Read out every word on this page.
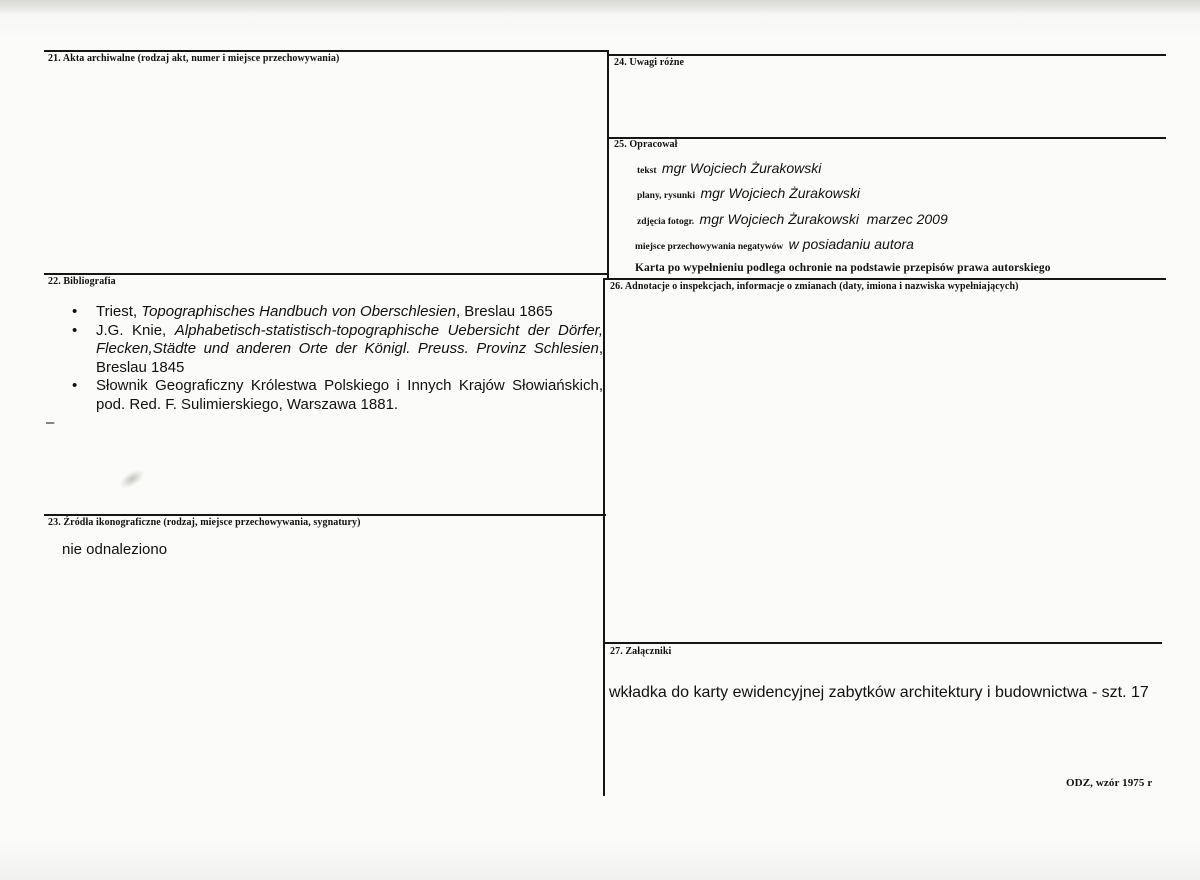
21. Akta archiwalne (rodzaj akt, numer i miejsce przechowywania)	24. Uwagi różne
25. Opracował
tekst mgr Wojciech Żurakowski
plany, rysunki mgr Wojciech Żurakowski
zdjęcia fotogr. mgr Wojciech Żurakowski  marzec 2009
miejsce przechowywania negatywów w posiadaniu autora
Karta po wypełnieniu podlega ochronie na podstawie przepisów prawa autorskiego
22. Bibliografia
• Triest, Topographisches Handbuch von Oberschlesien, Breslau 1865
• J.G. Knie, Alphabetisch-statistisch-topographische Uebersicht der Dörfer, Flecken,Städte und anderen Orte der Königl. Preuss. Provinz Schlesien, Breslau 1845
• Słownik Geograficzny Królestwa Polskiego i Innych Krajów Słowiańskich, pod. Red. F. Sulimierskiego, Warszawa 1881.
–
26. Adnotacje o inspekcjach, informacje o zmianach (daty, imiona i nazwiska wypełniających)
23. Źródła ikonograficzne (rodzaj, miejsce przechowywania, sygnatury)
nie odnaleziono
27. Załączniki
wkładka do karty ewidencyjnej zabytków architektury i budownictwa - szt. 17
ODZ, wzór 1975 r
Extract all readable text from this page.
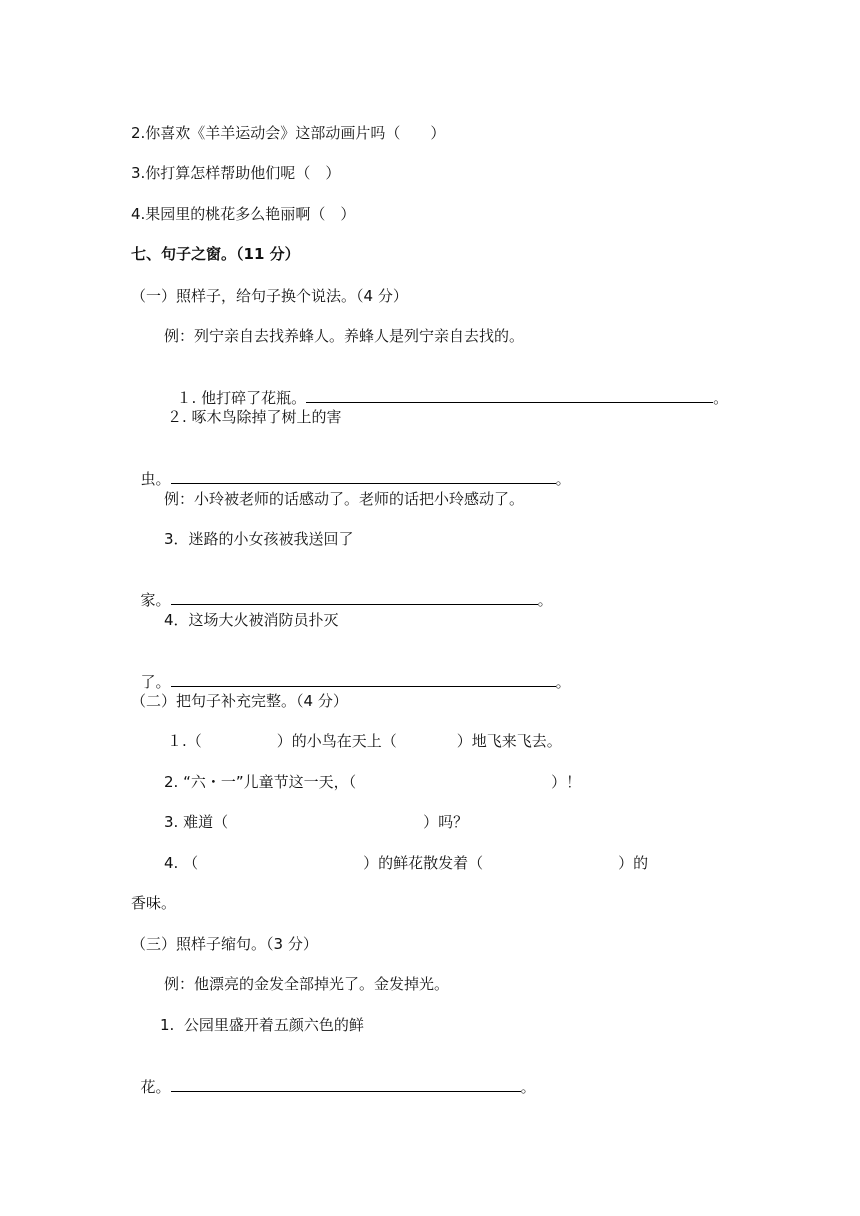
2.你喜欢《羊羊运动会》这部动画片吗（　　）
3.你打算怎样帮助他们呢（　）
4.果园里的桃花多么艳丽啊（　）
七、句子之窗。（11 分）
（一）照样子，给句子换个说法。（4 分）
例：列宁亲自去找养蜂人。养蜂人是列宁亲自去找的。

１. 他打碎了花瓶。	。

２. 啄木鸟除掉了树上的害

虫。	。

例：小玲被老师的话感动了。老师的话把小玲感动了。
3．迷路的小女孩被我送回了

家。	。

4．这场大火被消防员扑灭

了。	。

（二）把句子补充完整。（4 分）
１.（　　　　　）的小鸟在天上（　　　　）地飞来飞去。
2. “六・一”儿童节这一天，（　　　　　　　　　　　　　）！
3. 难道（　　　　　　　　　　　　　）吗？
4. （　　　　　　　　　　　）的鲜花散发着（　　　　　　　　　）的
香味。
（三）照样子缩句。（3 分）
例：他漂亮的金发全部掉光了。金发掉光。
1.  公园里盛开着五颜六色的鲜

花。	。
• • •
* _PROBLEM TO SOLVE_: Omit the pictures, then quote the rest of the material above exactly.

* _EXPECTED ANSWER_:
Read out every word on this page.
21. Akta archiwalne (rodzaj akt, numer i miejsce przechowywania)	24. Uwagi różne
25. Opracował
tekst mgr Wojciech Żurakowski
plany, rysunki mgr Wojciech Żurakowski
zdjęcia fotogr. mgr Wojciech Żurakowski  marzec 2009
miejsce przechowywania negatywów w posiadaniu autora
Karta po wypełnieniu podlega ochronie na podstawie przepisów prawa autorskiego
22. Bibliografia
• Triest, Topographisches Handbuch von Oberschlesien, Breslau 1865
• J.G. Knie, Alphabetisch-statistisch-topographische Uebersicht der Dörfer, Flecken,Städte und anderen Orte der Königl. Preuss. Provinz Schlesien, Breslau 1845
• Słownik Geograficzny Królestwa Polskiego i Innych Krajów Słowiańskich, pod. Red. F. Sulimierskiego, Warszawa 1881.
–
26. Adnotacje o inspekcjach, informacje o zmianach (daty, imiona i nazwiska wypełniających)
23. Źródła ikonograficzne (rodzaj, miejsce przechowywania, sygnatury)
nie odnaleziono
27. Załączniki
wkładka do karty ewidencyjnej zabytków architektury i budownictwa - szt. 17
ODZ, wzór 1975 r
Extract all readable text from this page.
2.你喜欢《羊羊运动会》这部动画片吗（　　）
3.你打算怎样帮助他们呢（　）
4.果园里的桃花多么艳丽啊（　）
七、句子之窗。（11 分）
（一）照样子，给句子换个说法。（4 分）
例：列宁亲自去找养蜂人。养蜂人是列宁亲自去找的。

１. 他打碎了花瓶。	。

２. 啄木鸟除掉了树上的害

虫。	。

例：小玲被老师的话感动了。老师的话把小玲感动了。
3．迷路的小女孩被我送回了

家。	。

4．这场大火被消防员扑灭

了。	。

（二）把句子补充完整。（4 分）
１.（　　　　　）的小鸟在天上（　　　　）地飞来飞去。
2. “六・一”儿童节这一天，（　　　　　　　　　　　　　）！
3. 难道（　　　　　　　　　　　　　）吗？
4. （　　　　　　　　　　　）的鲜花散发着（　　　　　　　　　）的
香味。
（三）照样子缩句。（3 分）
例：他漂亮的金发全部掉光了。金发掉光。
1.  公园里盛开着五颜六色的鲜

花。	。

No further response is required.